• _Stored records_

#####

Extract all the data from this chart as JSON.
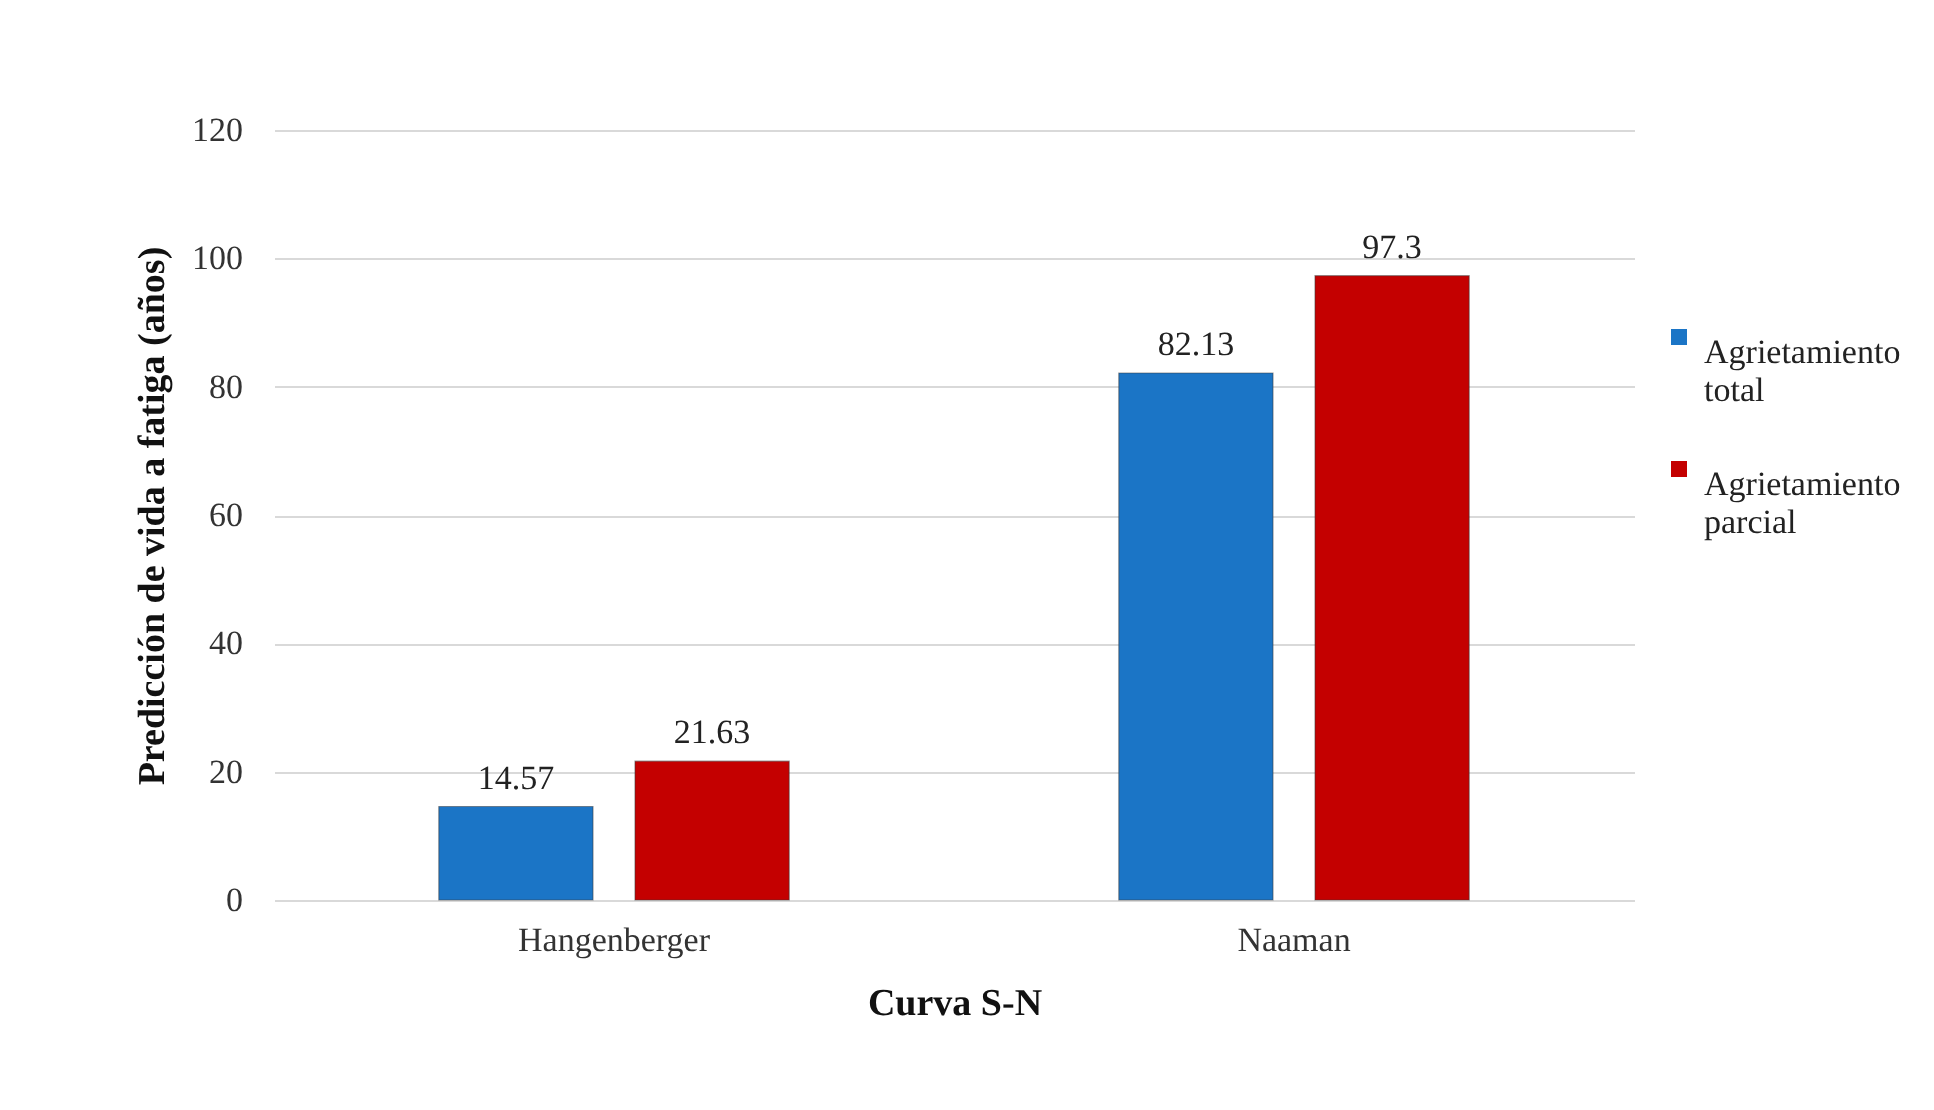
{
  "chart_data": {
    "type": "bar",
    "xlabel": "Curva S-N",
    "ylabel": "Predicción de vida a fatiga (años)",
    "categories": [
      "Hangenberger",
      "Naaman"
    ],
    "series": [
      {
        "name": "Agrietamiento total",
        "color": "#1b75c6",
        "values": [
          14.57,
          82.13
        ]
      },
      {
        "name": "Agrietamiento parcial",
        "color": "#c40000",
        "values": [
          21.63,
          97.3
        ]
      }
    ],
    "ylim": [
      0,
      120
    ],
    "yticks": [
      0,
      20,
      40,
      60,
      80,
      100,
      120
    ],
    "grid": "y",
    "legend": "right",
    "data_labels": true
  }
}
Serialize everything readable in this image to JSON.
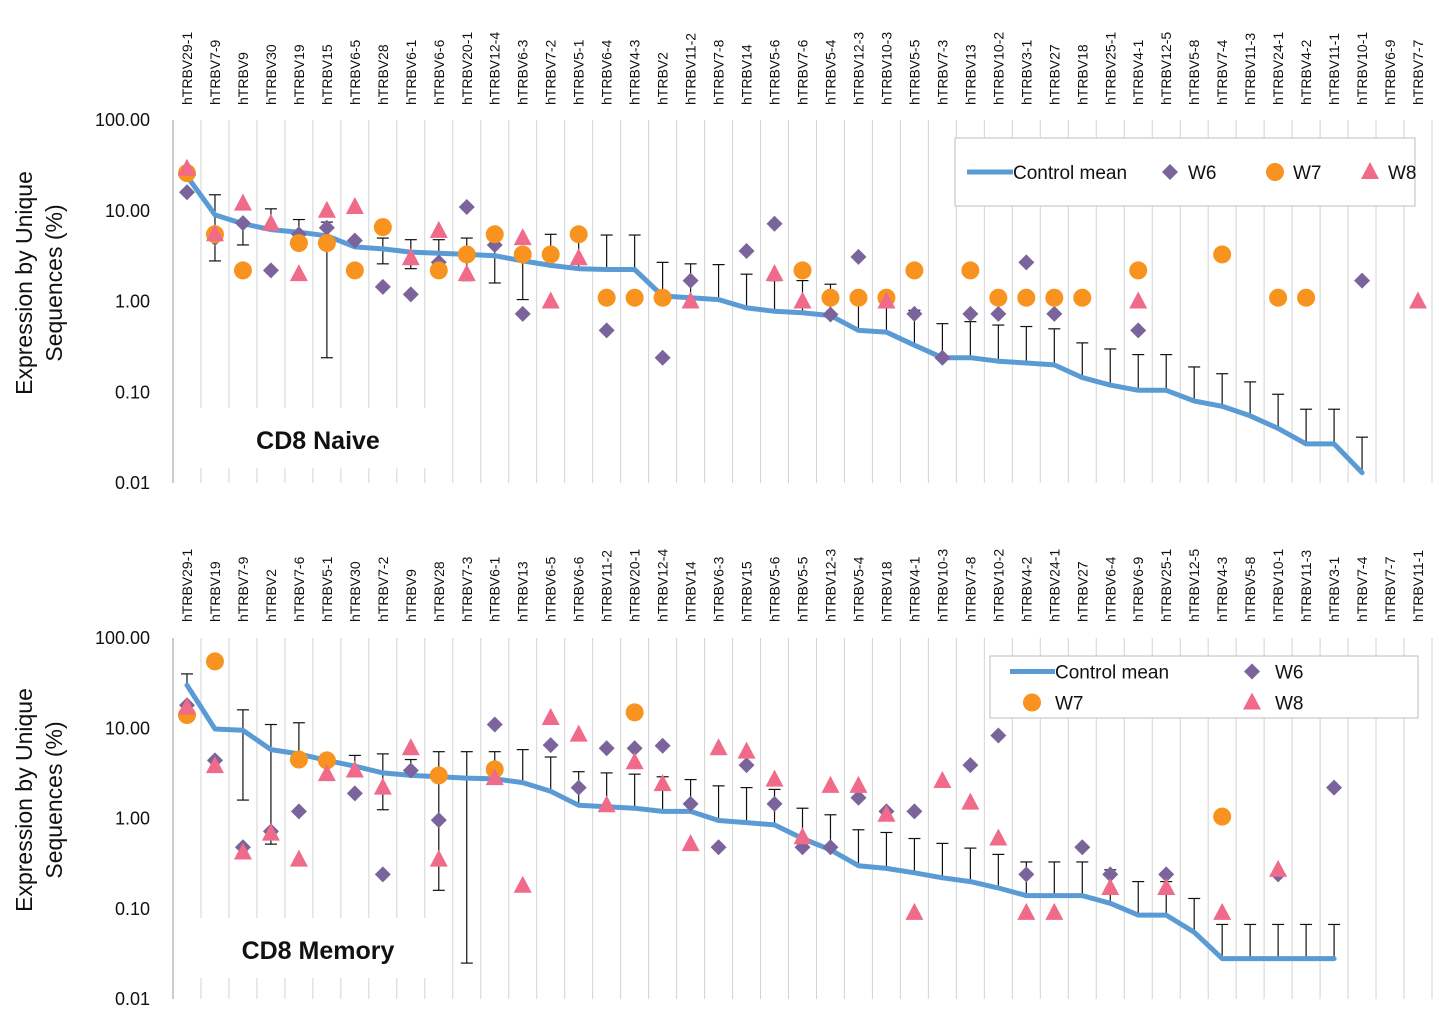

#####

• _Exercise objective_
Every line above should be returned word for word, with the pictures left behind.

• _Answer to the task_
Extract all the data from this chart as JSON.
{
  "chart_data": {
    "type": "bar",
    "xlabel": "Curva S-N",
    "ylabel": "Predicción de vida a fatiga (años)",
    "categories": [
      "Hangenberger",
      "Naaman"
    ],
    "series": [
      {
        "name": "Agrietamiento total",
        "color": "#1b75c6",
        "values": [
          14.57,
          82.13
        ]
      },
      {
        "name": "Agrietamiento parcial",
        "color": "#c40000",
        "values": [
          21.63,
          97.3
        ]
      }
    ],
    "ylim": [
      0,
      120
    ],
    "yticks": [
      0,
      20,
      40,
      60,
      80,
      100,
      120
    ],
    "grid": "y",
    "legend": "right",
    "data_labels": true
  }
}
Serialize everything readable in this image to JSON.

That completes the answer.